■ TASK INSTRUCTIONS
Gather every line from the entries below that includes "Prevención".

:::::

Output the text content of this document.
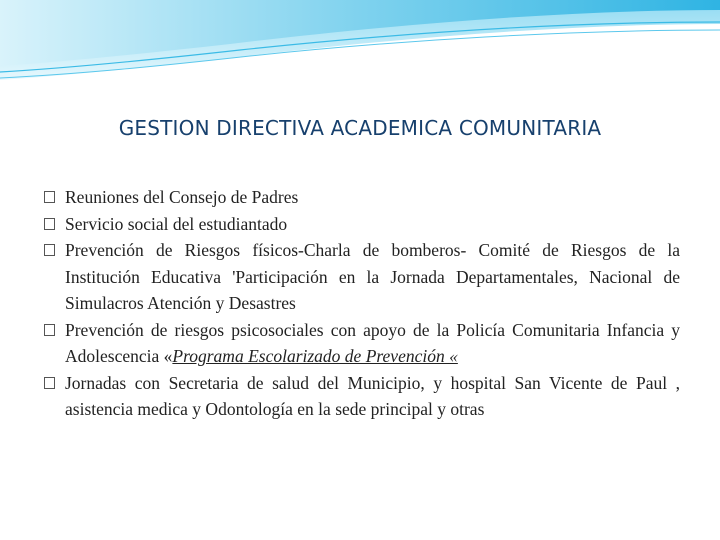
GESTION DIRECTIVA ACADEMICA COMUNITARIA
Reuniones del Consejo de Padres
Servicio social del estudiantado
Prevención de Riesgos físicos-Charla de bomberos- Comité de Riesgos de la Institución Educativa 'Participación en la Jornada Departamentales, Nacional de Simulacros Atención y Desastres
Prevención de riesgos psicosociales con apoyo de la Policía Comunitaria Infancia y Adolescencia «Programa Escolarizado de Prevención «
Jornadas con Secretaria de salud del Municipio, y hospital San Vicente de Paul , asistencia medica y Odontología en la sede principal y otras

:::::

■ RESULT FOR THIS EXERCISE
Prevención de Riesgos físicos-Charla de bomberos- Comité de Riesgos de la Institución Educativa 'Participación en la Jornada Departamentales, Nacional de Simulacros Atención y Desastres
Prevención de riesgos psicosociales con apoyo de la Policía Comunitaria Infancia y Adolescencia «Programa Escolarizado de Prevención «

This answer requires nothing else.